▶ **STORED RECORDS**
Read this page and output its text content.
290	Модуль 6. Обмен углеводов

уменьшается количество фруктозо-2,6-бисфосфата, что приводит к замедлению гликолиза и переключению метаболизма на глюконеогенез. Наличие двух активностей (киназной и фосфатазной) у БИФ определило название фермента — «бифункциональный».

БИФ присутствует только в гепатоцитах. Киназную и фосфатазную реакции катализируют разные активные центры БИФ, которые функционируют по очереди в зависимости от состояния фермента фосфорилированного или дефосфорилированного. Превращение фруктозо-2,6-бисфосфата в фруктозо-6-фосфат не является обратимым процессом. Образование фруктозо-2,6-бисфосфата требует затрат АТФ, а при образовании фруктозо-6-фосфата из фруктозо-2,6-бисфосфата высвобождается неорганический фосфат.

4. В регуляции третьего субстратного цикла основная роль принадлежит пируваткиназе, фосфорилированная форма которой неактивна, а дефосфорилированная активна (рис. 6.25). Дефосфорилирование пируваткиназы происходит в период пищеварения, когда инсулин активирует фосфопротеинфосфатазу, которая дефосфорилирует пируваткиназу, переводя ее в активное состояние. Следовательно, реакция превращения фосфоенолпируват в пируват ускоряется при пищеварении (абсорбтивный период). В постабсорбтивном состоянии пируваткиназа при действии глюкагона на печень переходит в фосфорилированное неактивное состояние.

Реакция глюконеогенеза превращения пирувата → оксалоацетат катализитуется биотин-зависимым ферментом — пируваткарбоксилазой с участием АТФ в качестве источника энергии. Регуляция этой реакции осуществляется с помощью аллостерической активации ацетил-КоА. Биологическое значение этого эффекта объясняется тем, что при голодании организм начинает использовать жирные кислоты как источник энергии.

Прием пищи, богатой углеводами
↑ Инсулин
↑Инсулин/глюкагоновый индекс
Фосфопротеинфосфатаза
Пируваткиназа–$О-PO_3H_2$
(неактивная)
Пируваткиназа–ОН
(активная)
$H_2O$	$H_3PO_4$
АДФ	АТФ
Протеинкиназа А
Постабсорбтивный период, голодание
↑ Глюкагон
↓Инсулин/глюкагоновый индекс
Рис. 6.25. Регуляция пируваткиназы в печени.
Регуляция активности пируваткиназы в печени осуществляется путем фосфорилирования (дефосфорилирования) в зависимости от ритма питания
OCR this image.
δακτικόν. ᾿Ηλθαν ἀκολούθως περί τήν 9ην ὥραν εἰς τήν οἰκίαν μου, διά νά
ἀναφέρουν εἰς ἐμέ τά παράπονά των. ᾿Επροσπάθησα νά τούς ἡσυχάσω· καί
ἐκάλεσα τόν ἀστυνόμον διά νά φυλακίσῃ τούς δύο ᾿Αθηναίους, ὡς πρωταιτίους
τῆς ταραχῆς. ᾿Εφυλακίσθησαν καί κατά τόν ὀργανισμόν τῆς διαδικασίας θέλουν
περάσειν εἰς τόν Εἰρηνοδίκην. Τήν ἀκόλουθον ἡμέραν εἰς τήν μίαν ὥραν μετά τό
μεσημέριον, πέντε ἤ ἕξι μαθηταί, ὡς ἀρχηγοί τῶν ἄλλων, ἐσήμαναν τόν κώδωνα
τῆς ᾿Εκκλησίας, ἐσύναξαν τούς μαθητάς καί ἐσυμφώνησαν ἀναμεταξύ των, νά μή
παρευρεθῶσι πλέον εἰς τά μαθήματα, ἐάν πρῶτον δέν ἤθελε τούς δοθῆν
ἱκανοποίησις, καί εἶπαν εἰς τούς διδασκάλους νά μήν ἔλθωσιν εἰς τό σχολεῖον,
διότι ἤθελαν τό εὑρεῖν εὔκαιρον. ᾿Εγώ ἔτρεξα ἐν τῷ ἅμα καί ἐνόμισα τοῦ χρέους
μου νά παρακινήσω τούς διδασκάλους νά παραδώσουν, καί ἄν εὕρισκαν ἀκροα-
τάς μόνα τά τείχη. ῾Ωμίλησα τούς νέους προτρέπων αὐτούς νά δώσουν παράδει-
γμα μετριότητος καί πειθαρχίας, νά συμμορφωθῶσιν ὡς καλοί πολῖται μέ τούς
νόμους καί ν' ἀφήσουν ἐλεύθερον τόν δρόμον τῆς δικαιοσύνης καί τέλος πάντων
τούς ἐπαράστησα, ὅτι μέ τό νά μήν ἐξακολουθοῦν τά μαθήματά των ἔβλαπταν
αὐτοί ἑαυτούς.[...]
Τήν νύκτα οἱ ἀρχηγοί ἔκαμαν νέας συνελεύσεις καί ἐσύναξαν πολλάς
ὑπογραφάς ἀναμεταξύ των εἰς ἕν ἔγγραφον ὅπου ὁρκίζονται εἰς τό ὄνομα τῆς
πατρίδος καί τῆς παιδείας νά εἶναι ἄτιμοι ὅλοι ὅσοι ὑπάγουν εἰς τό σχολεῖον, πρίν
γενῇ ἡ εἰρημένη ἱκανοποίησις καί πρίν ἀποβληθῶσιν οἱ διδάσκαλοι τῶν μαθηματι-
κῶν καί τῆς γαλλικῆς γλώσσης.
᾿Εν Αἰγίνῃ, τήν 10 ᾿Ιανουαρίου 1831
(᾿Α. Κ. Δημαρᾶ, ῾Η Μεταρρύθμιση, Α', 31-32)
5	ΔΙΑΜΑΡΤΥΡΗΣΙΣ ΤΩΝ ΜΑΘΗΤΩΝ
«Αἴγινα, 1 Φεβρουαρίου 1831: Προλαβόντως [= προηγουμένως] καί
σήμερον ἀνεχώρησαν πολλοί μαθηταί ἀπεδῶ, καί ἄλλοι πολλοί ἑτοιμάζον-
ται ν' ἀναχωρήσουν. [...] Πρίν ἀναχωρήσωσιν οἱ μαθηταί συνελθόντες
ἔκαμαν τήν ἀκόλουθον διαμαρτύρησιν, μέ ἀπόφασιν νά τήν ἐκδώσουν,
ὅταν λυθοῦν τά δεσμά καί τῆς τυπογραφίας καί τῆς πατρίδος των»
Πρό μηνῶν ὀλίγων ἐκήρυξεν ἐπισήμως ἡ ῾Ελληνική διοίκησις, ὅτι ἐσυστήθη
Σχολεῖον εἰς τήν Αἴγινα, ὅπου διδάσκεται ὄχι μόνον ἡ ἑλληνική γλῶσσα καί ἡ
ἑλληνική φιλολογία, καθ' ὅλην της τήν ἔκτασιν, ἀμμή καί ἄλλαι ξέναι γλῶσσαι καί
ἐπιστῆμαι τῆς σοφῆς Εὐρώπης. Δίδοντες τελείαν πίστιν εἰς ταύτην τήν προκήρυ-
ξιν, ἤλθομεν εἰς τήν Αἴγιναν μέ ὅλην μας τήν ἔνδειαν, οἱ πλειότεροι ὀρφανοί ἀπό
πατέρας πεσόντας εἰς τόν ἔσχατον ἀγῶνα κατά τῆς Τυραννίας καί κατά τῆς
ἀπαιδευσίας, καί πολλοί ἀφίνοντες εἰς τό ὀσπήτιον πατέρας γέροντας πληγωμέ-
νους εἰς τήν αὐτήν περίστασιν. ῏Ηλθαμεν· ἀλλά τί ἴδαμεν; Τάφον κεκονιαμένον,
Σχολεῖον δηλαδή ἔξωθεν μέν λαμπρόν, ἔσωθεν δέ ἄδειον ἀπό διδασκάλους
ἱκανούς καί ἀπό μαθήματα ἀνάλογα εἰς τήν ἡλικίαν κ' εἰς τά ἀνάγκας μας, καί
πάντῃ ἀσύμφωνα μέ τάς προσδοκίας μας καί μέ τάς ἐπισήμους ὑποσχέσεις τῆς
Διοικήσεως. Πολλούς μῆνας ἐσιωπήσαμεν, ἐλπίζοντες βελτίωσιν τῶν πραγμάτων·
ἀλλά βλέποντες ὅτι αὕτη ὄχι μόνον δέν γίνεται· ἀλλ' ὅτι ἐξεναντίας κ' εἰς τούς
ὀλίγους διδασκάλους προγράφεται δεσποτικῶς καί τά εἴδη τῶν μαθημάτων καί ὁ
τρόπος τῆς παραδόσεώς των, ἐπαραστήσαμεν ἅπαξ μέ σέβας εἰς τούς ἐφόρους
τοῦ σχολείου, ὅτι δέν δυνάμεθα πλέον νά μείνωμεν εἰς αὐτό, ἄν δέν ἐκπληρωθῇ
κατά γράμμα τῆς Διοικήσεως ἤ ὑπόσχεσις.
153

▶ **WHAT THE TASK REQUIRES**
Out of the records, collect only those lines that contain the string "ἑλληνική".

▶ **CORRECT RESULT**
Σχολεῖον εἰς τήν Αἴγινα, ὅπου διδάσκεται ὄχι μόνον ἡ ἑλληνική γλῶσσα καί ἡ
ἑλληνική φιλολογία, καθ' ὅλην της τήν ἔκτασιν, ἀμμή καί ἄλλαι ξέναι γλῶσσαι καί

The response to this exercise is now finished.